» What you have to do
Please copy out everything from the line containing "List all visible" down to the line containing "status-left: 137K/s: [12, 7, 135, 29]", keeping each line unchanged.

» Listed records
==================================================
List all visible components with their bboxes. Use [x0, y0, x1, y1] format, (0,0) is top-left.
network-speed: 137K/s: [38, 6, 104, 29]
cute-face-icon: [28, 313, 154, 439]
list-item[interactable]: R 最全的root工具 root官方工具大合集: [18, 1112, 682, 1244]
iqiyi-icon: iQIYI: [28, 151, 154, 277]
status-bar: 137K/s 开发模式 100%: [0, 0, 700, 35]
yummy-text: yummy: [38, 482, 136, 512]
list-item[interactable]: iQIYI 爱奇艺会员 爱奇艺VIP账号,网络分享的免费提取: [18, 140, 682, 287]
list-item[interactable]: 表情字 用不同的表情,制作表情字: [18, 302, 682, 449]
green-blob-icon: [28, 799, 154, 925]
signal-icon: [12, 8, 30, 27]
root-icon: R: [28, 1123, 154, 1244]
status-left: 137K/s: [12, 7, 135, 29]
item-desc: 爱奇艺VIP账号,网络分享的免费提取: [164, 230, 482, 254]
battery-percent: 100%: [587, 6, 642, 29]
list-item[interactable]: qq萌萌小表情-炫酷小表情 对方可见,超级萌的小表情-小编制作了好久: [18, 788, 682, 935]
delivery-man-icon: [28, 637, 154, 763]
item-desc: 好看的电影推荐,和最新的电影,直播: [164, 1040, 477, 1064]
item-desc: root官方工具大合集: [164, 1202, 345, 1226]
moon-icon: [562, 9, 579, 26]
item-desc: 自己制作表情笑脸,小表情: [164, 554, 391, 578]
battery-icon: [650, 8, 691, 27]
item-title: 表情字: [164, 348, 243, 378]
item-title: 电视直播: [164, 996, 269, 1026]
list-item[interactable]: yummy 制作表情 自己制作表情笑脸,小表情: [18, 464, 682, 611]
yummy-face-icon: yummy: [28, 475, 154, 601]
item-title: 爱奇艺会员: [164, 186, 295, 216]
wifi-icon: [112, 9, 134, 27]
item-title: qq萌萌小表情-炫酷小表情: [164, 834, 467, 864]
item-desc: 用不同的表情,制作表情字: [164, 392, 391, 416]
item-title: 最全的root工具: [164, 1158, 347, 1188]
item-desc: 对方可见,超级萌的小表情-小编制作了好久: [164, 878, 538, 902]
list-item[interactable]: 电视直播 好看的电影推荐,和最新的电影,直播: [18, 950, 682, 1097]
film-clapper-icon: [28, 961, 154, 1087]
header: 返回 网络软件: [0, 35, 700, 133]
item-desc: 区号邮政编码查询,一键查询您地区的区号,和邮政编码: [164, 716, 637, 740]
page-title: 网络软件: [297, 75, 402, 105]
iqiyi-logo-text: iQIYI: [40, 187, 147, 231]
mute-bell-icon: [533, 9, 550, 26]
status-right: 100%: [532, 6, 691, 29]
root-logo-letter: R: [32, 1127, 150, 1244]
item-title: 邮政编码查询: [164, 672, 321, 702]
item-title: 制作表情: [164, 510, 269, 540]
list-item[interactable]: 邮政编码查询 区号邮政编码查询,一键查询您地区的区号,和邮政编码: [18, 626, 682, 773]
==================================================
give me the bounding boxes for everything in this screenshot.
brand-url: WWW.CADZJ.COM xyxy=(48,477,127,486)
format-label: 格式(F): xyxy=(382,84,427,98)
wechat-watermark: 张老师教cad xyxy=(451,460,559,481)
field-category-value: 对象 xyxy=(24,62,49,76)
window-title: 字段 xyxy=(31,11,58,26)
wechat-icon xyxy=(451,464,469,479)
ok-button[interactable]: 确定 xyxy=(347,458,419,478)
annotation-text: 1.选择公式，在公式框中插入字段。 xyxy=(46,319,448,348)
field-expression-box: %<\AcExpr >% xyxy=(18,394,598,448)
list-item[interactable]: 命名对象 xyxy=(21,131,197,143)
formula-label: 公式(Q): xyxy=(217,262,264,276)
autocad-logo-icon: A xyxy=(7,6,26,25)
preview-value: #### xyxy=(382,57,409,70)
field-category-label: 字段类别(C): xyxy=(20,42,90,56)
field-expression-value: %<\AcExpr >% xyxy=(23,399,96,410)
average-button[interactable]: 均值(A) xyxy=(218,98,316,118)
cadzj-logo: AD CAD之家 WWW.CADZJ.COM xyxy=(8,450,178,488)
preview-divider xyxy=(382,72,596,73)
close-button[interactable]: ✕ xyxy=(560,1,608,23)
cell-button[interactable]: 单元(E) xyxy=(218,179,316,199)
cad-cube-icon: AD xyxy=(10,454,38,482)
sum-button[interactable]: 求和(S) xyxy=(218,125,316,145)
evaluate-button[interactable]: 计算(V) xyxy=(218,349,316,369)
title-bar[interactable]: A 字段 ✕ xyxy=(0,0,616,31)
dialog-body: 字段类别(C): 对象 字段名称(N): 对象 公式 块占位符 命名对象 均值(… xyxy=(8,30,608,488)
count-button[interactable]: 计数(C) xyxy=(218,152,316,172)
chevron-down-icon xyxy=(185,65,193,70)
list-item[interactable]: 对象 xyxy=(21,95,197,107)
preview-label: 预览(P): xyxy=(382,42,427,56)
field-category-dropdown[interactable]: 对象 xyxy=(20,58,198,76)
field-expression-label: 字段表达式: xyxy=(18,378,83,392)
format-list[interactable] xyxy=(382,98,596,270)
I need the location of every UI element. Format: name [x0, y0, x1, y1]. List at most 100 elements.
==================================================
» Written solution
List all visible components with their bboxes. Use [x0, y0, x1, y1] format, (0,0) is top-left.
network-speed: 137K/s: [38, 6, 104, 29]
cute-face-icon: [28, 313, 154, 439]
list-item[interactable]: R 最全的root工具 root官方工具大合集: [18, 1112, 682, 1244]
iqiyi-icon: iQIYI: [28, 151, 154, 277]
status-bar: 137K/s 开发模式 100%: [0, 0, 700, 35]
yummy-text: yummy: [38, 482, 136, 512]
list-item[interactable]: iQIYI 爱奇艺会员 爱奇艺VIP账号,网络分享的免费提取: [18, 140, 682, 287]
list-item[interactable]: 表情字 用不同的表情,制作表情字: [18, 302, 682, 449]
green-blob-icon: [28, 799, 154, 925]
signal-icon: [12, 8, 30, 27]
root-icon: R: [28, 1123, 154, 1244]
status-left: 137K/s: [12, 7, 135, 29]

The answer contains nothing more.